* **Exercise brief**
The listing below should be printed exactly, every line of it. Skip the pictures.

-- begin Supplied entries --

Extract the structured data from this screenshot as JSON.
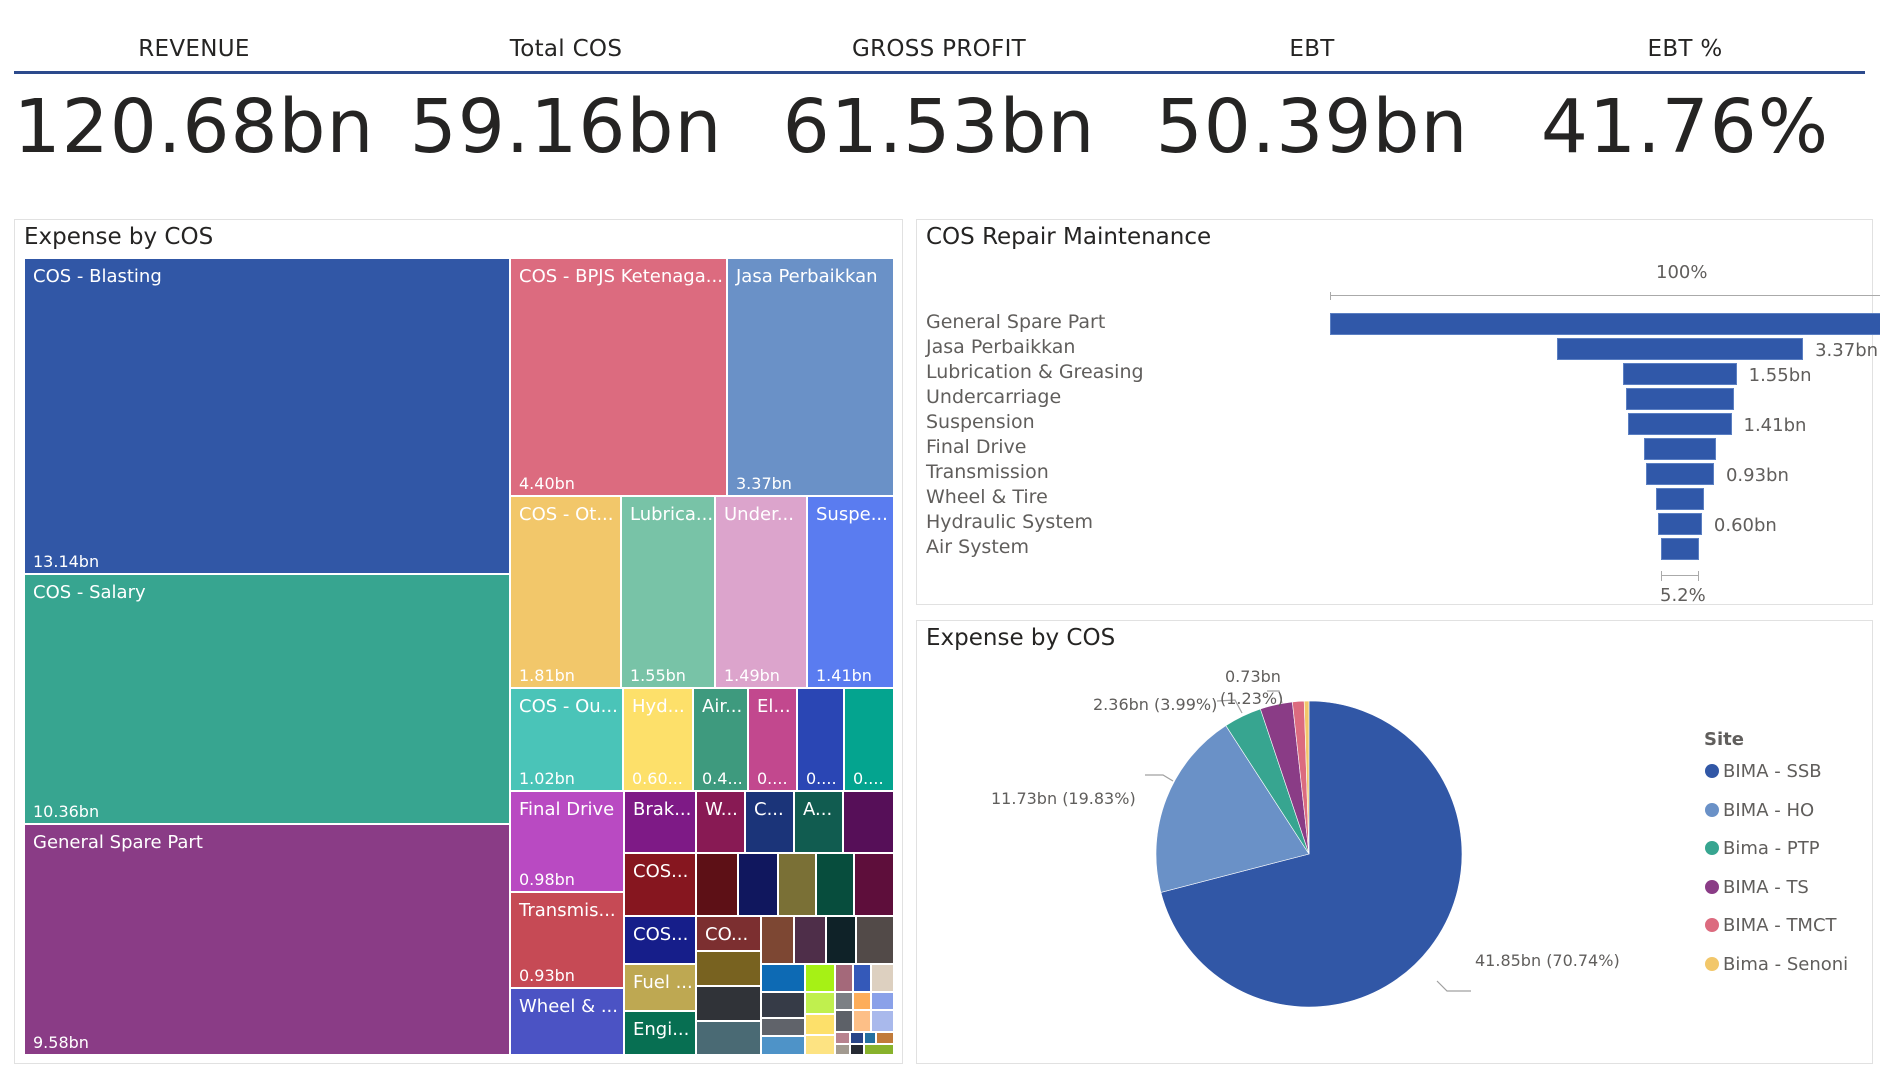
{
  "kpis": [
    {
      "label": "REVENUE",
      "value": "120.68bn"
    },
    {
      "label": "Total COS",
      "value": "59.16bn"
    },
    {
      "label": "GROSS PROFIT",
      "value": "61.53bn"
    },
    {
      "label": "EBT",
      "value": "50.39bn"
    },
    {
      "label": "EBT %",
      "value": "41.76%"
    }
  ],
  "treemap": {
    "title": "Expense by COS",
    "cells": [
      {
        "name": "COS - Blasting",
        "value": "13.14bn",
        "color": "#3157a6"
      },
      {
        "name": "COS - Salary",
        "value": "10.36bn",
        "color": "#37a590"
      },
      {
        "name": "General Spare Part",
        "value": "9.58bn",
        "color": "#8a3c86"
      },
      {
        "name": "COS - BPJS Ketenaga...",
        "value": "4.40bn",
        "color": "#dc6b7f"
      },
      {
        "name": "Jasa Perbaikkan",
        "value": "3.37bn",
        "color": "#6a91c7"
      },
      {
        "name": "COS - Ot...",
        "value": "1.81bn",
        "color": "#f2c76a"
      },
      {
        "name": "Lubrica...",
        "value": "1.55bn",
        "color": "#78c3a7"
      },
      {
        "name": "Under...",
        "value": "1.49bn",
        "color": "#dca4cc"
      },
      {
        "name": "Suspe...",
        "value": "1.41bn",
        "color": "#5a7cf0"
      },
      {
        "name": "COS - Ou...",
        "value": "1.02bn",
        "color": "#4ac4b8"
      },
      {
        "name": "Hyd...",
        "value": "0.60...",
        "color": "#fde06a"
      },
      {
        "name": "Air...",
        "value": "0.4...",
        "color": "#3e9a7e"
      },
      {
        "name": "El...",
        "value": "0....",
        "color": "#c2488e"
      },
      {
        "name": "",
        "value": "0....",
        "color": "#2a46b4"
      },
      {
        "name": "",
        "value": "0....",
        "color": "#04a48f"
      },
      {
        "name": "Final Drive",
        "value": "0.98bn",
        "color": "#b94ac2"
      },
      {
        "name": "Brak...",
        "value": "",
        "color": "#7e1a86"
      },
      {
        "name": "W...",
        "value": "",
        "color": "#881a54"
      },
      {
        "name": "C...",
        "value": "",
        "color": "#1b3479"
      },
      {
        "name": "A...",
        "value": "",
        "color": "#115c50"
      },
      {
        "name": "",
        "value": "",
        "color": "#560f58"
      },
      {
        "name": "Transmis...",
        "value": "0.93bn",
        "color": "#c64a55"
      },
      {
        "name": "COS...",
        "value": "",
        "color": "#86161f"
      },
      {
        "name": "Wheel & ...",
        "value": "",
        "color": "#4b53c4"
      },
      {
        "name": "COS...",
        "value": "",
        "color": "#161e8a"
      },
      {
        "name": "CO...",
        "value": "",
        "color": "#7c2f30"
      },
      {
        "name": "Fuel ...",
        "value": "",
        "color": "#bea852"
      },
      {
        "name": "Engi...",
        "value": "",
        "color": "#076f52"
      }
    ],
    "small_cell_colors": [
      "#5d1016",
      "#10175e",
      "#7a7036",
      "#074d3d",
      "#5e0e3b",
      "#7d4733",
      "#4e2e49",
      "#0f2228",
      "#524a48",
      "#786220",
      "#303338",
      "#4a6a74",
      "#0d6ab4",
      "#a6f115",
      "#a4697a",
      "#3459b9",
      "#ddd0c0",
      "#363b47",
      "#60636a",
      "#4e93c8",
      "#c0f04e",
      "#7c8085",
      "#fdad5a",
      "#8aa1e9",
      "#fde06a",
      "#5d6168",
      "#fdbf87",
      "#a9b9ec",
      "#fde382",
      "#b8838f",
      "#294588",
      "#2470a0",
      "#c17b3b",
      "#a29a90",
      "#262a33",
      "#88b22c"
    ]
  },
  "funnel": {
    "title": "COS Repair Maintenance",
    "top_pct_label": "100%",
    "bottom_pct_label": "5.2%",
    "color": "#3058a9",
    "items": [
      {
        "label": "General Spare Part",
        "value": 9.58,
        "value_label": ""
      },
      {
        "label": "Jasa Perbaikkan",
        "value": 3.37,
        "value_label": "3.37bn"
      },
      {
        "label": "Lubrication & Greasing",
        "value": 1.55,
        "value_label": "1.55bn"
      },
      {
        "label": "Undercarriage",
        "value": 1.49,
        "value_label": ""
      },
      {
        "label": "Suspension",
        "value": 1.41,
        "value_label": "1.41bn"
      },
      {
        "label": "Final Drive",
        "value": 0.98,
        "value_label": ""
      },
      {
        "label": "Transmission",
        "value": 0.93,
        "value_label": "0.93bn"
      },
      {
        "label": "Wheel & Tire",
        "value": 0.65,
        "value_label": ""
      },
      {
        "label": "Hydraulic System",
        "value": 0.6,
        "value_label": "0.60bn"
      },
      {
        "label": "Air System",
        "value": 0.5,
        "value_label": ""
      }
    ]
  },
  "pie": {
    "title": "Expense by COS",
    "legend_title": "Site",
    "slices": [
      {
        "name": "BIMA - SSB",
        "value": 41.85,
        "pct": 70.74,
        "label": "41.85bn (70.74%)",
        "color": "#3157a6"
      },
      {
        "name": "BIMA - HO",
        "value": 11.73,
        "pct": 19.83,
        "label": "11.73bn (19.83%)",
        "color": "#6a91c7"
      },
      {
        "name": "Bima - PTP",
        "value": 2.36,
        "pct": 3.99,
        "label": "2.36bn (3.99%)",
        "color": "#37a590"
      },
      {
        "name": "BIMA - TS",
        "value": 2.0,
        "pct": 3.4,
        "label": "",
        "color": "#8a3c86"
      },
      {
        "name": "BIMA - TMCT",
        "value": 0.73,
        "pct": 1.23,
        "label": "0.73bn (1.23%)",
        "color": "#dc6b7f"
      },
      {
        "name": "Bima - Senoni",
        "value": 0.3,
        "pct": 0.5,
        "label": "",
        "color": "#f2c76a"
      }
    ],
    "label_a": "0.73bn",
    "label_b": "(1.23%)"
  }
}
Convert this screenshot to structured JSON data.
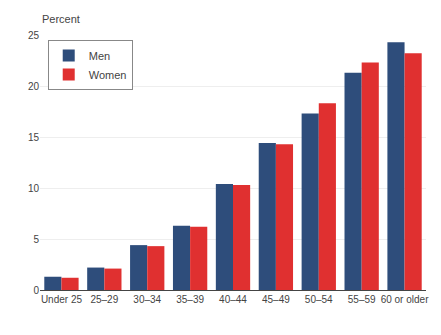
{
  "chart_data": {
    "type": "bar",
    "categories": [
      "Under 25",
      "25–29",
      "30–34",
      "35–39",
      "40–44",
      "45–49",
      "50–54",
      "55–59",
      "60 or older"
    ],
    "series": [
      {
        "name": "Men",
        "color": "#2e4d7b",
        "values": [
          1.3,
          2.2,
          4.4,
          6.3,
          10.4,
          14.4,
          17.3,
          21.3,
          24.3
        ]
      },
      {
        "name": "Women",
        "color": "#e03030",
        "values": [
          1.2,
          2.1,
          4.3,
          6.2,
          10.3,
          14.3,
          18.3,
          22.3,
          23.2
        ]
      }
    ],
    "ylabel": "Percent",
    "ylim": [
      0,
      25
    ],
    "yticks": [
      0,
      5,
      10,
      15,
      20,
      25
    ],
    "grid": true,
    "legend": "upper left"
  }
}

-- end Supplied entries --

* **Worked answer**
Extract the structured data from this screenshot as JSON.
{
  "kpis": [
    {
      "label": "REVENUE",
      "value": "120.68bn"
    },
    {
      "label": "Total COS",
      "value": "59.16bn"
    },
    {
      "label": "GROSS PROFIT",
      "value": "61.53bn"
    },
    {
      "label": "EBT",
      "value": "50.39bn"
    },
    {
      "label": "EBT %",
      "value": "41.76%"
    }
  ],
  "treemap": {
    "title": "Expense by COS",
    "cells": [
      {
        "name": "COS - Blasting",
        "value": "13.14bn",
        "color": "#3157a6"
      },
      {
        "name": "COS - Salary",
        "value": "10.36bn",
        "color": "#37a590"
      },
      {
        "name": "General Spare Part",
        "value": "9.58bn",
        "color": "#8a3c86"
      },
      {
        "name": "COS - BPJS Ketenaga...",
        "value": "4.40bn",
        "color": "#dc6b7f"
      },
      {
        "name": "Jasa Perbaikkan",
        "value": "3.37bn",
        "color": "#6a91c7"
      },
      {
        "name": "COS - Ot...",
        "value": "1.81bn",
        "color": "#f2c76a"
      },
      {
        "name": "Lubrica...",
        "value": "1.55bn",
        "color": "#78c3a7"
      },
      {
        "name": "Under...",
        "value": "1.49bn",
        "color": "#dca4cc"
      },
      {
        "name": "Suspe...",
        "value": "1.41bn",
        "color": "#5a7cf0"
      },
      {
        "name": "COS - Ou...",
        "value": "1.02bn",
        "color": "#4ac4b8"
      },
      {
        "name": "Hyd...",
        "value": "0.60...",
        "color": "#fde06a"
      },
      {
        "name": "Air...",
        "value": "0.4...",
        "color": "#3e9a7e"
      },
      {
        "name": "El...",
        "value": "0....",
        "color": "#c2488e"
      },
      {
        "name": "",
        "value": "0....",
        "color": "#2a46b4"
      },
      {
        "name": "",
        "value": "0....",
        "color": "#04a48f"
      },
      {
        "name": "Final Drive",
        "value": "0.98bn",
        "color": "#b94ac2"
      },
      {
        "name": "Brak...",
        "value": "",
        "color": "#7e1a86"
      },
      {
        "name": "W...",
        "value": "",
        "color": "#881a54"
      },
      {
        "name": "C...",
        "value": "",
        "color": "#1b3479"
      },
      {
        "name": "A...",
        "value": "",
        "color": "#115c50"
      },
      {
        "name": "",
        "value": "",
        "color": "#560f58"
      },
      {
        "name": "Transmis...",
        "value": "0.93bn",
        "color": "#c64a55"
      },
      {
        "name": "COS...",
        "value": "",
        "color": "#86161f"
      },
      {
        "name": "Wheel & ...",
        "value": "",
        "color": "#4b53c4"
      },
      {
        "name": "COS...",
        "value": "",
        "color": "#161e8a"
      },
      {
        "name": "CO...",
        "value": "",
        "color": "#7c2f30"
      },
      {
        "name": "Fuel ...",
        "value": "",
        "color": "#bea852"
      },
      {
        "name": "Engi...",
        "value": "",
        "color": "#076f52"
      }
    ],
    "small_cell_colors": [
      "#5d1016",
      "#10175e",
      "#7a7036",
      "#074d3d",
      "#5e0e3b",
      "#7d4733",
      "#4e2e49",
      "#0f2228",
      "#524a48",
      "#786220",
      "#303338",
      "#4a6a74",
      "#0d6ab4",
      "#a6f115",
      "#a4697a",
      "#3459b9",
      "#ddd0c0",
      "#363b47",
      "#60636a",
      "#4e93c8",
      "#c0f04e",
      "#7c8085",
      "#fdad5a",
      "#8aa1e9",
      "#fde06a",
      "#5d6168",
      "#fdbf87",
      "#a9b9ec",
      "#fde382",
      "#b8838f",
      "#294588",
      "#2470a0",
      "#c17b3b",
      "#a29a90",
      "#262a33",
      "#88b22c"
    ]
  },
  "funnel": {
    "title": "COS Repair Maintenance",
    "top_pct_label": "100%",
    "bottom_pct_label": "5.2%",
    "color": "#3058a9",
    "items": [
      {
        "label": "General Spare Part",
        "value": 9.58,
        "value_label": ""
      },
      {
        "label": "Jasa Perbaikkan",
        "value": 3.37,
        "value_label": "3.37bn"
      },
      {
        "label": "Lubrication & Greasing",
        "value": 1.55,
        "value_label": "1.55bn"
      },
      {
        "label": "Undercarriage",
        "value": 1.49,
        "value_label": ""
      },
      {
        "label": "Suspension",
        "value": 1.41,
        "value_label": "1.41bn"
      },
      {
        "label": "Final Drive",
        "value": 0.98,
        "value_label": ""
      },
      {
        "label": "Transmission",
        "value": 0.93,
        "value_label": "0.93bn"
      },
      {
        "label": "Wheel & Tire",
        "value": 0.65,
        "value_label": ""
      },
      {
        "label": "Hydraulic System",
        "value": 0.6,
        "value_label": "0.60bn"
      },
      {
        "label": "Air System",
        "value": 0.5,
        "value_label": ""
      }
    ]
  },
  "pie": {
    "title": "Expense by COS",
    "legend_title": "Site",
    "slices": [
      {
        "name": "BIMA - SSB",
        "value": 41.85,
        "pct": 70.74,
        "label": "41.85bn (70.74%)",
        "color": "#3157a6"
      },
      {
        "name": "BIMA - HO",
        "value": 11.73,
        "pct": 19.83,
        "label": "11.73bn (19.83%)",
        "color": "#6a91c7"
      },
      {
        "name": "Bima - PTP",
        "value": 2.36,
        "pct": 3.99,
        "label": "2.36bn (3.99%)",
        "color": "#37a590"
      },
      {
        "name": "BIMA - TS",
        "value": 2.0,
        "pct": 3.4,
        "label": "",
        "color": "#8a3c86"
      },
      {
        "name": "BIMA - TMCT",
        "value": 0.73,
        "pct": 1.23,
        "label": "0.73bn (1.23%)",
        "color": "#dc6b7f"
      },
      {
        "name": "Bima - Senoni",
        "value": 0.3,
        "pct": 0.5,
        "label": "",
        "color": "#f2c76a"
      }
    ],
    "label_a": "0.73bn",
    "label_b": "(1.23%)"
  }
}
Convert this screenshot to structured JSON data.
{
  "chart_data": {
    "type": "bar",
    "categories": [
      "Under 25",
      "25–29",
      "30–34",
      "35–39",
      "40–44",
      "45–49",
      "50–54",
      "55–59",
      "60 or older"
    ],
    "series": [
      {
        "name": "Men",
        "color": "#2e4d7b",
        "values": [
          1.3,
          2.2,
          4.4,
          6.3,
          10.4,
          14.4,
          17.3,
          21.3,
          24.3
        ]
      },
      {
        "name": "Women",
        "color": "#e03030",
        "values": [
          1.2,
          2.1,
          4.3,
          6.2,
          10.3,
          14.3,
          18.3,
          22.3,
          23.2
        ]
      }
    ],
    "ylabel": "Percent",
    "ylim": [
      0,
      25
    ],
    "yticks": [
      0,
      5,
      10,
      15,
      20,
      25
    ],
    "grid": true,
    "legend": "upper left"
  }
}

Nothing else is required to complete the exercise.